_INPUT FOR THIS TASK_
** START **

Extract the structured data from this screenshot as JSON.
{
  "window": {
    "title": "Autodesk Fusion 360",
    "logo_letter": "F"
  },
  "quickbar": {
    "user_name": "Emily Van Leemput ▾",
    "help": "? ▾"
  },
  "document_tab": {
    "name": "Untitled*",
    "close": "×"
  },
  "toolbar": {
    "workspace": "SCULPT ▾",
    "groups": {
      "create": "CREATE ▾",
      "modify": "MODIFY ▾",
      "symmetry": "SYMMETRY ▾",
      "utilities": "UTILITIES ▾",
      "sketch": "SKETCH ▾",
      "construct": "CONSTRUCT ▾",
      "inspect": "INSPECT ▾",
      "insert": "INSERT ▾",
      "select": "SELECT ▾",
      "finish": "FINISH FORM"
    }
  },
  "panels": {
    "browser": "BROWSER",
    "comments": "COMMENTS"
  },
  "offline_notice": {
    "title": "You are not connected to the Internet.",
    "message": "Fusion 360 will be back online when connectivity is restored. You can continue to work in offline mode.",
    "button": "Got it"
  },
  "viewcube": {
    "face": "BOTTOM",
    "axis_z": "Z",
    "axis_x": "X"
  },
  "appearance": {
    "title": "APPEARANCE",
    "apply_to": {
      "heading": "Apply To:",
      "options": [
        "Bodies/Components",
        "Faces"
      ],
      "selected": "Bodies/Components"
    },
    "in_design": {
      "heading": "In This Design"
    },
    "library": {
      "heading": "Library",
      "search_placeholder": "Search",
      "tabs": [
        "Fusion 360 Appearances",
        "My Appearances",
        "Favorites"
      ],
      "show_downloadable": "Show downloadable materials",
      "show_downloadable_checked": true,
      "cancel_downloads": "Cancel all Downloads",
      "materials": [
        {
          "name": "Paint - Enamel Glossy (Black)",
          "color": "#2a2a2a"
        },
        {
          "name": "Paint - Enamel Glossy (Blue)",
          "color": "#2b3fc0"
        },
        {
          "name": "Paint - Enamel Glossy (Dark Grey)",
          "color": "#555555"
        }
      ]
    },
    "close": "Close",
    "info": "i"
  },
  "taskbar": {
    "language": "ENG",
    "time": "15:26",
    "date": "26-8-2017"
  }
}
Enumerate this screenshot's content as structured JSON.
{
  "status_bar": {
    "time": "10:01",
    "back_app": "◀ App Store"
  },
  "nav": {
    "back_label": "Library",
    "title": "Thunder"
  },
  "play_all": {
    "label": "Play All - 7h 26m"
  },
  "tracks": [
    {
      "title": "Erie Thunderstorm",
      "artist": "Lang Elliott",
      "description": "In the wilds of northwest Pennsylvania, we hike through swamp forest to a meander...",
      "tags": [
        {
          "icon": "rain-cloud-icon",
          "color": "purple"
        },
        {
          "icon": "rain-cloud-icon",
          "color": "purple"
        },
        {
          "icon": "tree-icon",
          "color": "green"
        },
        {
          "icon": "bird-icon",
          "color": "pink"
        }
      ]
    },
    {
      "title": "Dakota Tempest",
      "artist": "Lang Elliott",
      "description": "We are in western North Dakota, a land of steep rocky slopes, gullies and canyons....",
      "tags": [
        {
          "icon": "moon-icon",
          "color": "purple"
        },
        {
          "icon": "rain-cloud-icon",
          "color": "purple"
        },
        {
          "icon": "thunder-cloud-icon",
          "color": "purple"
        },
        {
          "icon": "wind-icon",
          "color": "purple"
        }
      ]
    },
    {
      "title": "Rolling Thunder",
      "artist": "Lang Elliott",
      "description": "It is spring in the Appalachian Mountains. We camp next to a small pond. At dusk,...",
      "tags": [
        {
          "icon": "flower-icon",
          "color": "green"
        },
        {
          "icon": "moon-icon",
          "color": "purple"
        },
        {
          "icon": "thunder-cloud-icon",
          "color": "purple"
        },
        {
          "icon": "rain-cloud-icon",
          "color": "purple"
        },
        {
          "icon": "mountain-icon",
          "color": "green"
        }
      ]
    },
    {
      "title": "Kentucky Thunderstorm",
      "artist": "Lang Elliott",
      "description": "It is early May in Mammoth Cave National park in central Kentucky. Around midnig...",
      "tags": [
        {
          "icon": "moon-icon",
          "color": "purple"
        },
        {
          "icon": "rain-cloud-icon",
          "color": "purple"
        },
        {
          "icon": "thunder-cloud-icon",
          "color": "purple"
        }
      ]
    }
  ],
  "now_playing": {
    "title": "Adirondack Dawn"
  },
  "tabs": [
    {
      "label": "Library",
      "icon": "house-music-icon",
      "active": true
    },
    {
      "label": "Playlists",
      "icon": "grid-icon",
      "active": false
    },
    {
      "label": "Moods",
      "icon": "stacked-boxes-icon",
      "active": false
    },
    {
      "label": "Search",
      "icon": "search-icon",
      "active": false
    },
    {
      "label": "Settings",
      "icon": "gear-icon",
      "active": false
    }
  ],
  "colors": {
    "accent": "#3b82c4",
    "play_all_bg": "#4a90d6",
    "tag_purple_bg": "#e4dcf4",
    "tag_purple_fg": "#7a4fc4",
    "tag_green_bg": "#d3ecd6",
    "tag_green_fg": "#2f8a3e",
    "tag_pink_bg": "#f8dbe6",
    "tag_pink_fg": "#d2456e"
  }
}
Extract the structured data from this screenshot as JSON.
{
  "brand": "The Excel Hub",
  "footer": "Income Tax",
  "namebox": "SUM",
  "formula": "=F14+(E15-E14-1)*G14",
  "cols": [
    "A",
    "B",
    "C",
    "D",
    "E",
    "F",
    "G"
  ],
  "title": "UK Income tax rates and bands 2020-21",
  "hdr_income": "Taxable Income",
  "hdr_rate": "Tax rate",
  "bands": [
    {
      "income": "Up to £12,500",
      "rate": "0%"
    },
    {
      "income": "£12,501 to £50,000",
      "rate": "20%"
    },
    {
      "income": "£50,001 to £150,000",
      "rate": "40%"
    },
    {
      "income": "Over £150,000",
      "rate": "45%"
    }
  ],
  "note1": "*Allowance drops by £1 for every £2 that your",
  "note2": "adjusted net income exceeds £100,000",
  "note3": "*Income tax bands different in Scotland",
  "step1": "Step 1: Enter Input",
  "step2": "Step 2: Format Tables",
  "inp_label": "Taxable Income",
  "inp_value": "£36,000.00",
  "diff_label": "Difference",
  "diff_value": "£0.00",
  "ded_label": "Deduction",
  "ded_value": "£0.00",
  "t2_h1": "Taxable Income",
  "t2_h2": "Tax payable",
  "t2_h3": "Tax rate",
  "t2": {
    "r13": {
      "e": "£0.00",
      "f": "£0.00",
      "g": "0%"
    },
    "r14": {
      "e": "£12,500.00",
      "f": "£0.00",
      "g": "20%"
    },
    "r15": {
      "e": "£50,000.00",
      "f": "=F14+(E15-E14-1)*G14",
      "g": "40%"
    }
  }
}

** END **

_DIRECTIONS_
Would you restate each of the entries word for word?

_THE OUTPUT_
Extract the structured data from this screenshot as JSON.
{
  "window": {
    "title": "Autodesk Fusion 360",
    "logo_letter": "F"
  },
  "quickbar": {
    "user_name": "Emily Van Leemput ▾",
    "help": "? ▾"
  },
  "document_tab": {
    "name": "Untitled*",
    "close": "×"
  },
  "toolbar": {
    "workspace": "SCULPT ▾",
    "groups": {
      "create": "CREATE ▾",
      "modify": "MODIFY ▾",
      "symmetry": "SYMMETRY ▾",
      "utilities": "UTILITIES ▾",
      "sketch": "SKETCH ▾",
      "construct": "CONSTRUCT ▾",
      "inspect": "INSPECT ▾",
      "insert": "INSERT ▾",
      "select": "SELECT ▾",
      "finish": "FINISH FORM"
    }
  },
  "panels": {
    "browser": "BROWSER",
    "comments": "COMMENTS"
  },
  "offline_notice": {
    "title": "You are not connected to the Internet.",
    "message": "Fusion 360 will be back online when connectivity is restored. You can continue to work in offline mode.",
    "button": "Got it"
  },
  "viewcube": {
    "face": "BOTTOM",
    "axis_z": "Z",
    "axis_x": "X"
  },
  "appearance": {
    "title": "APPEARANCE",
    "apply_to": {
      "heading": "Apply To:",
      "options": [
        "Bodies/Components",
        "Faces"
      ],
      "selected": "Bodies/Components"
    },
    "in_design": {
      "heading": "In This Design"
    },
    "library": {
      "heading": "Library",
      "search_placeholder": "Search",
      "tabs": [
        "Fusion 360 Appearances",
        "My Appearances",
        "Favorites"
      ],
      "show_downloadable": "Show downloadable materials",
      "show_downloadable_checked": true,
      "cancel_downloads": "Cancel all Downloads",
      "materials": [
        {
          "name": "Paint - Enamel Glossy (Black)",
          "color": "#2a2a2a"
        },
        {
          "name": "Paint - Enamel Glossy (Blue)",
          "color": "#2b3fc0"
        },
        {
          "name": "Paint - Enamel Glossy (Dark Grey)",
          "color": "#555555"
        }
      ]
    },
    "close": "Close",
    "info": "i"
  },
  "taskbar": {
    "language": "ENG",
    "time": "15:26",
    "date": "26-8-2017"
  }
}
Enumerate this screenshot's content as structured JSON.
{
  "status_bar": {
    "time": "10:01",
    "back_app": "◀ App Store"
  },
  "nav": {
    "back_label": "Library",
    "title": "Thunder"
  },
  "play_all": {
    "label": "Play All - 7h 26m"
  },
  "tracks": [
    {
      "title": "Erie Thunderstorm",
      "artist": "Lang Elliott",
      "description": "In the wilds of northwest Pennsylvania, we hike through swamp forest to a meander...",
      "tags": [
        {
          "icon": "rain-cloud-icon",
          "color": "purple"
        },
        {
          "icon": "rain-cloud-icon",
          "color": "purple"
        },
        {
          "icon": "tree-icon",
          "color": "green"
        },
        {
          "icon": "bird-icon",
          "color": "pink"
        }
      ]
    },
    {
      "title": "Dakota Tempest",
      "artist": "Lang Elliott",
      "description": "We are in western North Dakota, a land of steep rocky slopes, gullies and canyons....",
      "tags": [
        {
          "icon": "moon-icon",
          "color": "purple"
        },
        {
          "icon": "rain-cloud-icon",
          "color": "purple"
        },
        {
          "icon": "thunder-cloud-icon",
          "color": "purple"
        },
        {
          "icon": "wind-icon",
          "color": "purple"
        }
      ]
    },
    {
      "title": "Rolling Thunder",
      "artist": "Lang Elliott",
      "description": "It is spring in the Appalachian Mountains. We camp next to a small pond. At dusk,...",
      "tags": [
        {
          "icon": "flower-icon",
          "color": "green"
        },
        {
          "icon": "moon-icon",
          "color": "purple"
        },
        {
          "icon": "thunder-cloud-icon",
          "color": "purple"
        },
        {
          "icon": "rain-cloud-icon",
          "color": "purple"
        },
        {
          "icon": "mountain-icon",
          "color": "green"
        }
      ]
    },
    {
      "title": "Kentucky Thunderstorm",
      "artist": "Lang Elliott",
      "description": "It is early May in Mammoth Cave National park in central Kentucky. Around midnig...",
      "tags": [
        {
          "icon": "moon-icon",
          "color": "purple"
        },
        {
          "icon": "rain-cloud-icon",
          "color": "purple"
        },
        {
          "icon": "thunder-cloud-icon",
          "color": "purple"
        }
      ]
    }
  ],
  "now_playing": {
    "title": "Adirondack Dawn"
  },
  "tabs": [
    {
      "label": "Library",
      "icon": "house-music-icon",
      "active": true
    },
    {
      "label": "Playlists",
      "icon": "grid-icon",
      "active": false
    },
    {
      "label": "Moods",
      "icon": "stacked-boxes-icon",
      "active": false
    },
    {
      "label": "Search",
      "icon": "search-icon",
      "active": false
    },
    {
      "label": "Settings",
      "icon": "gear-icon",
      "active": false
    }
  ],
  "colors": {
    "accent": "#3b82c4",
    "play_all_bg": "#4a90d6",
    "tag_purple_bg": "#e4dcf4",
    "tag_purple_fg": "#7a4fc4",
    "tag_green_bg": "#d3ecd6",
    "tag_green_fg": "#2f8a3e",
    "tag_pink_bg": "#f8dbe6",
    "tag_pink_fg": "#d2456e"
  }
}
Extract the structured data from this screenshot as JSON.
{
  "brand": "The Excel Hub",
  "footer": "Income Tax",
  "namebox": "SUM",
  "formula": "=F14+(E15-E14-1)*G14",
  "cols": [
    "A",
    "B",
    "C",
    "D",
    "E",
    "F",
    "G"
  ],
  "title": "UK Income tax rates and bands 2020-21",
  "hdr_income": "Taxable Income",
  "hdr_rate": "Tax rate",
  "bands": [
    {
      "income": "Up to £12,500",
      "rate": "0%"
    },
    {
      "income": "£12,501 to £50,000",
      "rate": "20%"
    },
    {
      "income": "£50,001 to £150,000",
      "rate": "40%"
    },
    {
      "income": "Over £150,000",
      "rate": "45%"
    }
  ],
  "note1": "*Allowance drops by £1 for every £2 that your",
  "note2": "adjusted net income exceeds £100,000",
  "note3": "*Income tax bands different in Scotland",
  "step1": "Step 1: Enter Input",
  "step2": "Step 2: Format Tables",
  "inp_label": "Taxable Income",
  "inp_value": "£36,000.00",
  "diff_label": "Difference",
  "diff_value": "£0.00",
  "ded_label": "Deduction",
  "ded_value": "£0.00",
  "t2_h1": "Taxable Income",
  "t2_h2": "Tax payable",
  "t2_h3": "Tax rate",
  "t2": {
    "r13": {
      "e": "£0.00",
      "f": "£0.00",
      "g": "0%"
    },
    "r14": {
      "e": "£12,500.00",
      "f": "£0.00",
      "g": "20%"
    },
    "r15": {
      "e": "£50,000.00",
      "f": "=F14+(E15-E14-1)*G14",
      "g": "40%"
    }
  }
}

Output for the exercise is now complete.